### Work instructions
Extract, word for word, each line from the line holding "Output the text content of this document." through the end of the records. Omit every picture.
** Start of Given records **
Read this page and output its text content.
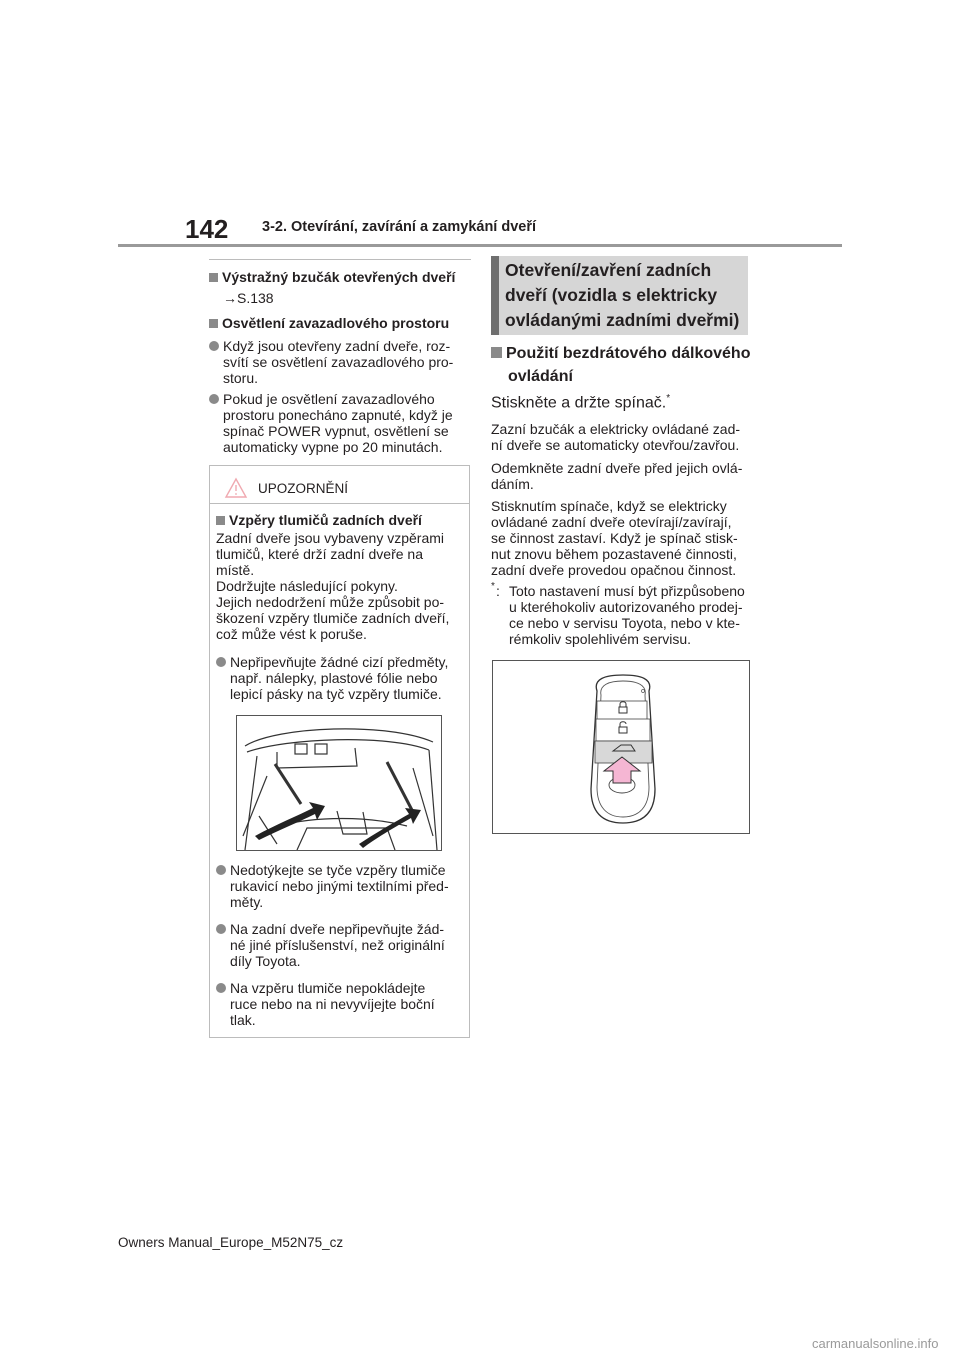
142 3-2. Otevírání, zavírání a zamykání dveří
Výstražný bzučák otevřených dveří
→S.138
Osvětlení zavazadlového prostoru
Když jsou otevřeny zadní dveře, roz-
svítí se osvětlení zavazadlového pro-
storu.
Pokud je osvětlení zavazadlového
prostoru ponecháno zapnuté, když je
spínač POWER vypnut, osvětlení se
automaticky vypne po 20 minutách.
UPOZORNĚNÍ
Vzpěry tlumičů zadních dveří
Zadní dveře jsou vybaveny vzpěrami
tlumičů, které drží zadní dveře na
místě.
Dodržujte následující pokyny.
Jejich nedodržení může způsobit po-
škození vzpěry tlumiče zadních dveří,
což může vést k poruše.
Nepřipevňujte žádné cizí předměty,
např. nálepky, plastové fólie nebo
lepicí pásky na tyč vzpěry tlumiče.
Nedotýkejte se tyče vzpěry tlumiče
rukavicí nebo jinými textilními před-
měty.
Na zadní dveře nepřipevňujte žád-
né jiné příslušenství, než originální
díly Toyota.
Na vzpěru tlumiče nepokládejte
ruce nebo na ni nevyvíjejte boční
tlak.
Otevření/zavření zadních
dveří (vozidla s elektricky
ovládanými zadními dveřmi)
Použití bezdrátového dálkového
ovládání
Stiskněte a držte spínač.*
Zazní bzučák a elektricky ovládané zad-
ní dveře se automaticky otevřou/zavřou.
Odemkněte zadní dveře před jejich ovlá-
dáním.
Stisknutím spínače, když se elektricky
ovládané zadní dveře otevírají/zavírají,
se činnost zastaví. Když je spínač stisk-
nut znovu během pozastavené činnosti,
zadní dveře provedou opačnou činnost.
* : Toto nastavení musí být přizpůsobeno
u kteréhokoliv autorizovaného prodej-
ce nebo v servisu Toyota, nebo v kte-
rémkoliv spolehlivém servisu.
Owners Manual_Europe_M52N75_cz
carmanualsonline.info
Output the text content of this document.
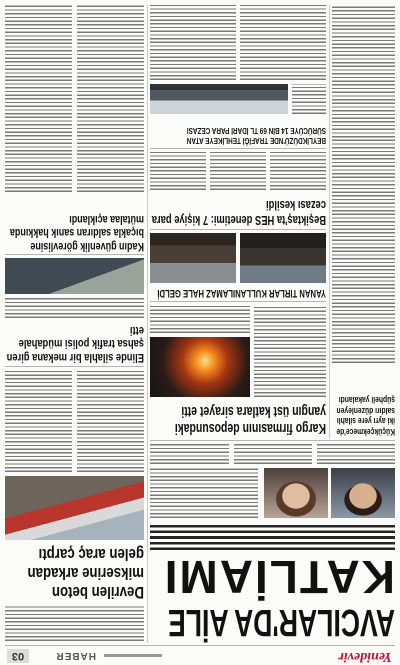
Yenidevir
HABER
03
AVCILAR'DA AİLE
KATLİAMI
Küçükçekmece'de iki ayrı yere silahlı saldırı düzenleyen şüpheli yakalandı
Kargo firmasının deposundaki yangın üst katlara sirayet etti
YANAN TIRLAR KULLANILAMAZ HALE GELDİ
Beşiktaş'ta HES denetimi: 7 kişiye para cezası kesildi
BEYLİKDÜZÜ'NDE TRAFİĞİ TEHLİKEYE ATAN SÜRÜCÜYE 14 BİN 69 TL İDARİ PARA CEZASI
Devrilen beton mikserine arkadan gelen araç çarptı
Elinde silahla bir mekana giren şahsa trafik polisi müdahale etti
Kadın güvenlik görevlisine bıçakla saldıran sanık hakkında mütalaa açıklandı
** End of Given records **
### Complete response
Output the text content of this document.
Yenidevir
HABER
03
AVCILAR'DA AİLE
KATLİAMI
Küçükçekmece'de iki ayrı yere silahlı saldırı düzenleyen şüpheli yakalandı
Kargo firmasının deposundaki yangın üst katlara sirayet etti
YANAN TIRLAR KULLANILAMAZ HALE GELDİ
Beşiktaş'ta HES denetimi: 7 kişiye para cezası kesildi
BEYLİKDÜZÜ'NDE TRAFİĞİ TEHLİKEYE ATAN SÜRÜCÜYE 14 BİN 69 TL İDARİ PARA CEZASI
Devrilen beton mikserine arkadan gelen araç çarptı
Elinde silahla bir mekana giren şahsa trafik polisi müdahale etti
Kadın güvenlik görevlisine bıçakla saldıran sanık hakkında mütalaa açıklandı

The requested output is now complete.